(Document layout analysis data)
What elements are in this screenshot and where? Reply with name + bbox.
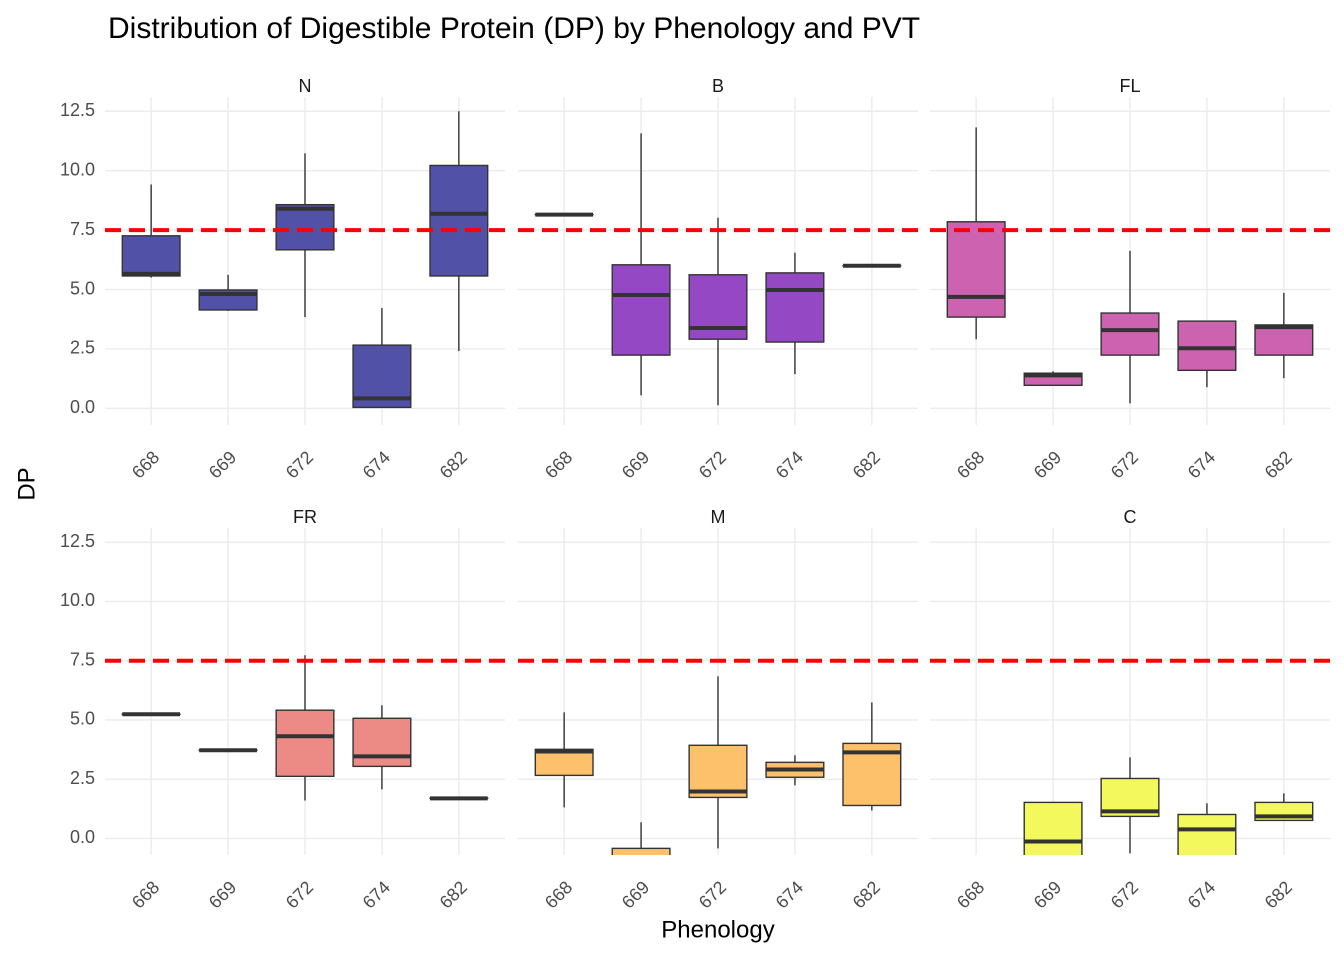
x-tick-label: 682 (436, 877, 471, 912)
x-tick-label: 669 (1030, 877, 1065, 912)
x-tick-label: 674 (772, 447, 807, 482)
x-tick-label: 682 (849, 877, 884, 912)
y-tick-label: 2.5 (70, 768, 95, 788)
box (121, 235, 181, 277)
box (429, 164, 489, 277)
plot-area (930, 127, 1330, 404)
y-tick-label: 5.0 (70, 278, 95, 298)
y-tick-label: 10.0 (60, 159, 95, 179)
plot-area (105, 655, 505, 801)
x-tick-label: 669 (205, 447, 240, 482)
box (1177, 320, 1237, 372)
x-tick-label: 669 (618, 447, 653, 482)
y-tick-label: 5.0 (70, 709, 95, 729)
box (275, 709, 335, 778)
box (946, 221, 1006, 318)
x-tick-label: 672 (282, 447, 317, 482)
box (688, 744, 748, 799)
facet-label: M (711, 507, 726, 527)
facet: B 668 669 672 674 682 (518, 76, 918, 482)
facet-label: C (1124, 507, 1137, 527)
y-tick-label: 12.5 (60, 531, 95, 551)
x-tick-label: 682 (1261, 877, 1296, 912)
y-tick-label: 12.5 (60, 100, 95, 120)
x-tick-label: 672 (1107, 877, 1142, 912)
facet-label: FR (293, 507, 317, 527)
box (275, 203, 335, 251)
plot-area (518, 133, 918, 406)
x-tick-label: 682 (1261, 447, 1296, 482)
box (1100, 312, 1160, 356)
x-tick-label: 668 (128, 877, 163, 912)
box (1254, 324, 1314, 356)
x-tick-label: 682 (436, 447, 471, 482)
x-tick-label: 674 (1184, 877, 1219, 912)
box (352, 717, 412, 768)
x-tick-label: 668 (953, 447, 988, 482)
box (1177, 813, 1237, 855)
box (534, 748, 594, 777)
y-tick-label: 7.5 (70, 649, 95, 669)
facet: FR 0.0 2.5 5.0 7.5 10.0 12.5 668 669 672 674 682 (60, 507, 505, 912)
x-tick-label: 672 (695, 877, 730, 912)
plot-area (518, 658, 918, 855)
x-tick-label: 669 (618, 877, 653, 912)
x-tick-label: 668 (128, 447, 163, 482)
facet: M 668 669 672 674 682 (518, 507, 918, 912)
plot-area (930, 658, 1330, 855)
y-axis-title: DP (13, 467, 40, 500)
facet: N 0.0 2.5 5.0 7.5 10.0 12.5 668 669 672 674 682 (60, 76, 505, 482)
box (765, 272, 825, 343)
box (611, 847, 671, 855)
x-tick-label: 669 (1030, 447, 1065, 482)
plot-area (105, 111, 505, 409)
x-tick-label: 668 (541, 447, 576, 482)
y-tick-label: 0.0 (70, 397, 95, 417)
x-tick-label: 668 (953, 877, 988, 912)
chart-title: Distribution of Digestible Protein (DP) … (108, 12, 920, 45)
x-tick-label: 672 (695, 447, 730, 482)
x-axis-title: Phenology (661, 916, 774, 943)
x-tick-label: 672 (282, 877, 317, 912)
facet: FL 668 669 672 674 682 (930, 76, 1330, 482)
box (611, 264, 671, 356)
x-tick-label: 674 (1184, 447, 1219, 482)
facet: C 668 669 672 674 682 (930, 507, 1330, 912)
facet-label: B (712, 76, 724, 96)
y-tick-label: 10.0 (60, 590, 95, 610)
x-tick-label: 682 (849, 447, 884, 482)
x-tick-label: 669 (205, 877, 240, 912)
y-tick-label: 7.5 (70, 219, 95, 239)
facet-label: FL (1119, 76, 1140, 96)
facet-label: N (299, 76, 312, 96)
x-tick-label: 668 (541, 877, 576, 912)
x-tick-label: 674 (772, 877, 807, 912)
y-tick-label: 2.5 (70, 338, 95, 358)
x-tick-label: 674 (359, 877, 394, 912)
x-tick-label: 672 (1107, 447, 1142, 482)
y-tick-label: 0.0 (70, 827, 95, 847)
box (1023, 801, 1083, 855)
x-tick-label: 674 (359, 447, 394, 482)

EXERCISE DETAILS:
What you give back must match the entries exactly, apart from the omitted pictures.

WRITTEN REPLY:
What elements are in this screenshot and where? Reply with name + bbox.
x-tick-label: 682 (436, 877, 471, 912)
x-tick-label: 669 (1030, 877, 1065, 912)
x-tick-label: 674 (772, 447, 807, 482)
x-tick-label: 682 (849, 877, 884, 912)
y-tick-label: 2.5 (70, 768, 95, 788)
box (121, 235, 181, 277)
box (429, 164, 489, 277)
plot-area (930, 127, 1330, 404)
y-tick-label: 5.0 (70, 278, 95, 298)
y-tick-label: 10.0 (60, 159, 95, 179)
plot-area (105, 655, 505, 801)
x-tick-label: 669 (205, 447, 240, 482)
box (1177, 320, 1237, 372)
x-tick-label: 669 (618, 447, 653, 482)
y-tick-label: 5.0 (70, 709, 95, 729)
box (275, 709, 335, 778)
box (946, 221, 1006, 318)
x-tick-label: 672 (282, 447, 317, 482)
box (688, 744, 748, 799)
facet-label: M (711, 507, 726, 527)
facet: B 668 669 672 674 682 (518, 76, 918, 482)
facet-label: C (1124, 507, 1137, 527)
y-tick-label: 12.5 (60, 531, 95, 551)
x-tick-label: 682 (1261, 877, 1296, 912)
y-tick-label: 12.5 (60, 100, 95, 120)
x-tick-label: 672 (1107, 877, 1142, 912)
facet-label: FR (293, 507, 317, 527)
box (275, 203, 335, 251)
plot-area (518, 133, 918, 406)
x-tick-label: 682 (1261, 447, 1296, 482)
box (1100, 312, 1160, 356)
x-tick-label: 668 (128, 877, 163, 912)
box (1254, 324, 1314, 356)
x-tick-label: 682 (436, 447, 471, 482)
x-tick-label: 674 (1184, 877, 1219, 912)
box (352, 717, 412, 768)
x-tick-label: 668 (953, 447, 988, 482)
box (1177, 813, 1237, 855)
box (534, 748, 594, 777)
y-tick-label: 7.5 (70, 649, 95, 669)
facet: FR 0.0 2.5 5.0 7.5 10.0 12.5 668 669 672 674 682 (60, 507, 505, 912)
x-tick-label: 672 (695, 877, 730, 912)
plot-area (518, 658, 918, 855)
x-tick-label: 669 (618, 877, 653, 912)
x-tick-label: 668 (128, 447, 163, 482)
facet: M 668 669 672 674 682 (518, 507, 918, 912)
plot-area (930, 658, 1330, 855)
y-axis-title: DP (13, 467, 40, 500)
facet: N 0.0 2.5 5.0 7.5 10.0 12.5 668 669 672 674 682 (60, 76, 505, 482)
box (765, 272, 825, 343)
box (611, 847, 671, 855)
x-tick-label: 669 (1030, 447, 1065, 482)
plot-area (105, 111, 505, 409)
x-tick-label: 668 (541, 447, 576, 482)
y-tick-label: 0.0 (70, 397, 95, 417)
x-tick-label: 668 (953, 877, 988, 912)
chart-title: Distribution of Digestible Protein (DP) … (108, 12, 920, 45)
x-tick-label: 672 (695, 447, 730, 482)
x-axis-title: Phenology (661, 916, 774, 943)
x-tick-label: 672 (282, 877, 317, 912)
facet: FL 668 669 672 674 682 (930, 76, 1330, 482)
box (611, 264, 671, 356)
x-tick-label: 674 (1184, 447, 1219, 482)
facet: C 668 669 672 674 682 (930, 507, 1330, 912)
facet-label: B (712, 76, 724, 96)
y-tick-label: 10.0 (60, 590, 95, 610)
x-tick-label: 682 (849, 447, 884, 482)
x-tick-label: 669 (205, 877, 240, 912)
y-tick-label: 7.5 (70, 219, 95, 239)
facet-label: FL (1119, 76, 1140, 96)
facet-label: N (299, 76, 312, 96)
x-tick-label: 668 (541, 877, 576, 912)
x-tick-label: 674 (772, 877, 807, 912)
y-tick-label: 2.5 (70, 338, 95, 358)
x-tick-label: 674 (359, 877, 394, 912)
x-tick-label: 672 (1107, 447, 1142, 482)
y-tick-label: 0.0 (70, 827, 95, 847)
box (1023, 801, 1083, 855)
x-tick-label: 674 (359, 447, 394, 482)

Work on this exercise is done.